[Collected data entries]
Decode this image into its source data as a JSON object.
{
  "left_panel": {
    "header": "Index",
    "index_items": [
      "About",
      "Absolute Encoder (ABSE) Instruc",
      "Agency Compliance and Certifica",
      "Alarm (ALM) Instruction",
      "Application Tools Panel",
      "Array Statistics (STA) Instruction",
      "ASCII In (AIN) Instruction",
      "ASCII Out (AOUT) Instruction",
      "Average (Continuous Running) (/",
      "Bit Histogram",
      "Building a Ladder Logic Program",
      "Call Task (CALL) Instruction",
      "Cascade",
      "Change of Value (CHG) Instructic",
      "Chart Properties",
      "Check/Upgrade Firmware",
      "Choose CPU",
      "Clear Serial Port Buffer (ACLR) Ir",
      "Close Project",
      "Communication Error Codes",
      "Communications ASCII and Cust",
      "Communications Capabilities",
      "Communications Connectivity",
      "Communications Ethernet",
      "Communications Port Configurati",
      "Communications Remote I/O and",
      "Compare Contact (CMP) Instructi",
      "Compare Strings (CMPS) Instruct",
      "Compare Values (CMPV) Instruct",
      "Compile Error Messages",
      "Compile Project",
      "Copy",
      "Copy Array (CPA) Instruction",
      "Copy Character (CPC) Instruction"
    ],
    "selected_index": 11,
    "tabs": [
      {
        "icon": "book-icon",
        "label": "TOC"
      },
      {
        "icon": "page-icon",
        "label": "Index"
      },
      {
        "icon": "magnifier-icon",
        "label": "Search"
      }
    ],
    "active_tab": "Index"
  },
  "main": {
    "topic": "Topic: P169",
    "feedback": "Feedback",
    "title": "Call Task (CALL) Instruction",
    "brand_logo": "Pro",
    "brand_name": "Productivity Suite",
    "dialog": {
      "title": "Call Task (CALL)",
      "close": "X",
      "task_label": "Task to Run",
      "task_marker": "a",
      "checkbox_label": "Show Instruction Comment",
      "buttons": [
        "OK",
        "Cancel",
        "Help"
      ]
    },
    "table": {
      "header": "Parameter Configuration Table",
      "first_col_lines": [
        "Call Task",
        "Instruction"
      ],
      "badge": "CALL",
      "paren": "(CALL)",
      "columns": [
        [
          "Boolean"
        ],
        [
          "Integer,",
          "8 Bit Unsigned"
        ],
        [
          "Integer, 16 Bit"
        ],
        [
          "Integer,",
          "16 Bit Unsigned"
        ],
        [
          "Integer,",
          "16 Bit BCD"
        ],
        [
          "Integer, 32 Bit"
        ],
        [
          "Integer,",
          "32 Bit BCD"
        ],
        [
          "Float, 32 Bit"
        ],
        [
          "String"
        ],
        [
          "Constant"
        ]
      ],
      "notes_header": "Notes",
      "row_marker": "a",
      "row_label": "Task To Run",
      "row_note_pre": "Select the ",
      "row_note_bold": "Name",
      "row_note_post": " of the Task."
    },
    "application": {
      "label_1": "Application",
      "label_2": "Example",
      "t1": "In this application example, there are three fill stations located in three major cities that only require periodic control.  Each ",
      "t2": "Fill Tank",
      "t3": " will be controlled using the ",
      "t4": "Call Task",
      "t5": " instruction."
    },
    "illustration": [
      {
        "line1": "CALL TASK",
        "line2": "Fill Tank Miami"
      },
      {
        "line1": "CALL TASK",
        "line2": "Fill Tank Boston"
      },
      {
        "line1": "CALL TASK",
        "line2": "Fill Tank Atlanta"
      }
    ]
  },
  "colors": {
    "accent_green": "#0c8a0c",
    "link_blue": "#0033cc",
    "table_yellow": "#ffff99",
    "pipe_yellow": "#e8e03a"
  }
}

Task objective: Please output every record, keeping each line exact.

Solution to this exercise:
Decode this image into its source data as a JSON object.
{
  "left_panel": {
    "header": "Index",
    "index_items": [
      "About",
      "Absolute Encoder (ABSE) Instruc",
      "Agency Compliance and Certifica",
      "Alarm (ALM) Instruction",
      "Application Tools Panel",
      "Array Statistics (STA) Instruction",
      "ASCII In (AIN) Instruction",
      "ASCII Out (AOUT) Instruction",
      "Average (Continuous Running) (/",
      "Bit Histogram",
      "Building a Ladder Logic Program",
      "Call Task (CALL) Instruction",
      "Cascade",
      "Change of Value (CHG) Instructic",
      "Chart Properties",
      "Check/Upgrade Firmware",
      "Choose CPU",
      "Clear Serial Port Buffer (ACLR) Ir",
      "Close Project",
      "Communication Error Codes",
      "Communications ASCII and Cust",
      "Communications Capabilities",
      "Communications Connectivity",
      "Communications Ethernet",
      "Communications Port Configurati",
      "Communications Remote I/O and",
      "Compare Contact (CMP) Instructi",
      "Compare Strings (CMPS) Instruct",
      "Compare Values (CMPV) Instruct",
      "Compile Error Messages",
      "Compile Project",
      "Copy",
      "Copy Array (CPA) Instruction",
      "Copy Character (CPC) Instruction"
    ],
    "selected_index": 11,
    "tabs": [
      {
        "icon": "book-icon",
        "label": "TOC"
      },
      {
        "icon": "page-icon",
        "label": "Index"
      },
      {
        "icon": "magnifier-icon",
        "label": "Search"
      }
    ],
    "active_tab": "Index"
  },
  "main": {
    "topic": "Topic: P169",
    "feedback": "Feedback",
    "title": "Call Task (CALL) Instruction",
    "brand_logo": "Pro",
    "brand_name": "Productivity Suite",
    "dialog": {
      "title": "Call Task (CALL)",
      "close": "X",
      "task_label": "Task to Run",
      "task_marker": "a",
      "checkbox_label": "Show Instruction Comment",
      "buttons": [
        "OK",
        "Cancel",
        "Help"
      ]
    },
    "table": {
      "header": "Parameter Configuration Table",
      "first_col_lines": [
        "Call Task",
        "Instruction"
      ],
      "badge": "CALL",
      "paren": "(CALL)",
      "columns": [
        [
          "Boolean"
        ],
        [
          "Integer,",
          "8 Bit Unsigned"
        ],
        [
          "Integer, 16 Bit"
        ],
        [
          "Integer,",
          "16 Bit Unsigned"
        ],
        [
          "Integer,",
          "16 Bit BCD"
        ],
        [
          "Integer, 32 Bit"
        ],
        [
          "Integer,",
          "32 Bit BCD"
        ],
        [
          "Float, 32 Bit"
        ],
        [
          "String"
        ],
        [
          "Constant"
        ]
      ],
      "notes_header": "Notes",
      "row_marker": "a",
      "row_label": "Task To Run",
      "row_note_pre": "Select the ",
      "row_note_bold": "Name",
      "row_note_post": " of the Task."
    },
    "application": {
      "label_1": "Application",
      "label_2": "Example",
      "t1": "In this application example, there are three fill stations located in three major cities that only require periodic control.  Each ",
      "t2": "Fill Tank",
      "t3": " will be controlled using the ",
      "t4": "Call Task",
      "t5": " instruction."
    },
    "illustration": [
      {
        "line1": "CALL TASK",
        "line2": "Fill Tank Miami"
      },
      {
        "line1": "CALL TASK",
        "line2": "Fill Tank Boston"
      },
      {
        "line1": "CALL TASK",
        "line2": "Fill Tank Atlanta"
      }
    ]
  },
  "colors": {
    "accent_green": "#0c8a0c",
    "link_blue": "#0033cc",
    "table_yellow": "#ffff99",
    "pipe_yellow": "#e8e03a"
  }
}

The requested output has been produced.